Oh yeah! The Sabine River bottoms...the Trinity River Bottoms...you know, little Johnny wants a baby Gator like he saw in the Arkansas Alligator Exhibit and Daddy thinks it would be an awesome show and tell for second grade and the next thing you know...its slid between the wires in the hurricane fence and is gone. Where does it go? A good rainstorm and it is literally...alligator in the sewer. I don't know how they get here but can you imagine...floating around in the lake...and thinking about how lucky you are that you are in a lake where it is safe...and then from the edge...the alligator silently moves in toward its target...and if it isn't an alligator...well...I'm sure you've seen gars the size of alligators...what's the difference really...a gar might not roll you over and take you down to the bottom ...but if bites you and you panic ...you will still probably drown.

=== TASK INSTRUCTIONS ===
- a) According to the alligator passage, which two river bottoms are named?
- b) Retype the alligator passage word for word, starting with "Oh yeah! The" and going on through "still probably drown.".
- c) Decide whether each statement agrees with the alligator passage, answering yes or no and quoting the words that settle it: (i) the baby gator gets away through a hurricane fence; (ii) a gar will roll a swimmer over and drag them to the bottom; (iii) Daddy thinks the gator would make a good second-grade show and tell.

=== SOURCE EXCERPT ===
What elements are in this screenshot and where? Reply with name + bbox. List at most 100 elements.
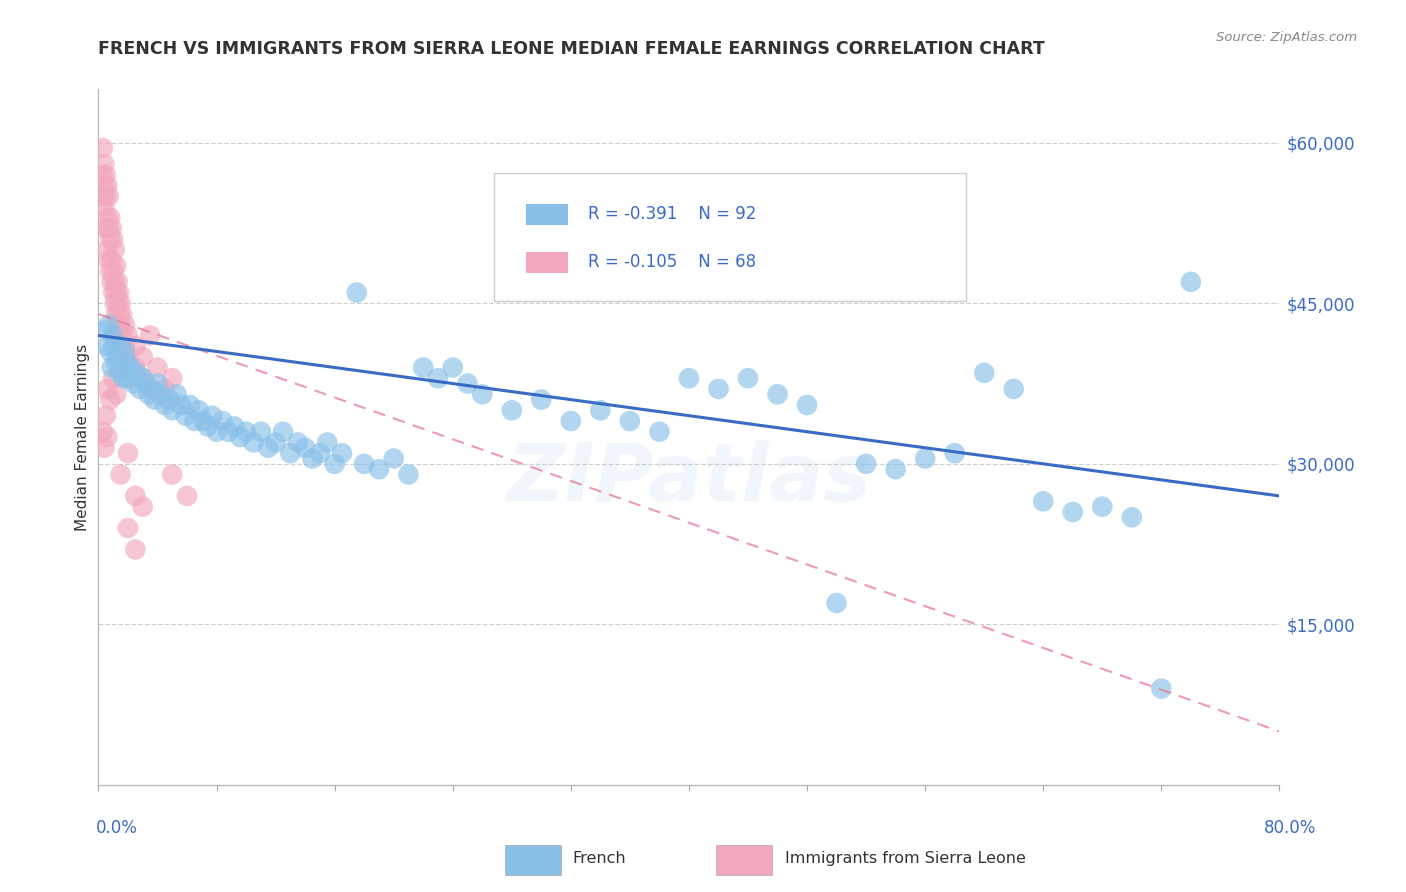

=== RESPONSES ===
- a) The Sabine River bottoms and the Trinity River bottoms.

- b)
Oh yeah! The Sabine River bottoms...the Trinity River Bottoms...you know, little Johnny wants a baby Gator like he saw in the Arkansas Alligator Exhibit and Daddy thinks it would be an awesome show and tell for second grade and the next thing you know...its slid between the wires in the hurricane fence and is gone. Where does it go? A good rainstorm and it is literally...alligator in the sewer. I don't know how they get here but can you imagine...floating around in the lake...and thinking about how lucky you are that you are in a lake where it is safe...and then from the edge...the alligator silently moves in toward its target...and if it isn't an alligator...well...I'm sure you've seen gars the size of alligators...what's the difference really...a gar might not roll you over and take you down to the bottom ...but if bites you and you panic ...you will still probably drown.

- c)
(i) Yes: "its slid between the wires in the hurricane fence and is gone"
(ii) No: "a gar might not roll you over and take you down to the bottom"
(iii) Yes: "Daddy thinks it would be an awesome show and tell for second grade"